Reproduce each line of the listing exactly.
··· Dataset rows ···
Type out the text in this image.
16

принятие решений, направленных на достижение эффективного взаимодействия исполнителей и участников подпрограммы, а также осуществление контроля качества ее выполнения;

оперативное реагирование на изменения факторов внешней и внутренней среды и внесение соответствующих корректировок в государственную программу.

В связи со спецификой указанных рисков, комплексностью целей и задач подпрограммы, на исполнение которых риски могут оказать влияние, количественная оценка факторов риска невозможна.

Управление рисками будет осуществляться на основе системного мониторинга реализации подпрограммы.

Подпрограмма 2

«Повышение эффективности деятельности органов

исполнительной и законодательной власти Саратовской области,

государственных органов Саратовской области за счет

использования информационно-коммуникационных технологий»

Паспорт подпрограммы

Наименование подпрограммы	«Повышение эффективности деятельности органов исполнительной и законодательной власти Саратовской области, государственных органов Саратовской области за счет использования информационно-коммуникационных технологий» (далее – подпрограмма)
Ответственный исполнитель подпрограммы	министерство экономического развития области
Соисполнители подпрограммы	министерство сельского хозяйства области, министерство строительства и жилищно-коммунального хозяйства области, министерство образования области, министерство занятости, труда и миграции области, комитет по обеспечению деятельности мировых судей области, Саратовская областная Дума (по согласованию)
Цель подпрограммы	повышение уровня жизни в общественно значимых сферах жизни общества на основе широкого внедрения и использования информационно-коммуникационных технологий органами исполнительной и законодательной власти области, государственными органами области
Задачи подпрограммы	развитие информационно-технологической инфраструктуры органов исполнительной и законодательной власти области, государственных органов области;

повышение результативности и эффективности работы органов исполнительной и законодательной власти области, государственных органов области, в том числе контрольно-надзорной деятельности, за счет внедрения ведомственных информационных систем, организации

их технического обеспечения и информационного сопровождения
···
→ Written response:
Type out the text in this image.
16

принятие решений, направленных на достижение эффективного взаимодействия исполнителей и участников подпрограммы, а также осуществление контроля качества ее выполнения;

оперативное реагирование на изменения факторов внешней и внутренней среды и внесение соответствующих корректировок в государственную программу.

В связи со спецификой указанных рисков, комплексностью целей и задач подпрограммы, на исполнение которых риски могут оказать влияние, количественная оценка факторов риска невозможна.

Управление рисками будет осуществляться на основе системного мониторинга реализации подпрограммы.

Подпрограмма 2

«Повышение эффективности деятельности органов

исполнительной и законодательной власти Саратовской области,

государственных органов Саратовской области за счет

использования информационно-коммуникационных технологий»

Паспорт подпрограммы

Наименование подпрограммы	«Повышение эффективности деятельности органов исполнительной и законодательной власти Саратовской области, государственных органов Саратовской области за счет использования информационно-коммуникационных технологий» (далее – подпрограмма)
Ответственный исполнитель подпрограммы	министерство экономического развития области
Соисполнители подпрограммы	министерство сельского хозяйства области, министерство строительства и жилищно-коммунального хозяйства области, министерство образования области, министерство занятости, труда и миграции области, комитет по обеспечению деятельности мировых судей области, Саратовская областная Дума (по согласованию)
Цель подпрограммы	повышение уровня жизни в общественно значимых сферах жизни общества на основе широкого внедрения и использования информационно-коммуникационных технологий органами исполнительной и законодательной власти области, государственными органами области
Задачи подпрограммы	развитие информационно-технологической инфраструктуры органов исполнительной и законодательной власти области, государственных органов области;

повышение результативности и эффективности работы органов исполнительной и законодательной власти области, государственных органов области, в том числе контрольно-надзорной деятельности, за счет внедрения ведомственных информационных систем, организации

их технического обеспечения и информационного сопровождения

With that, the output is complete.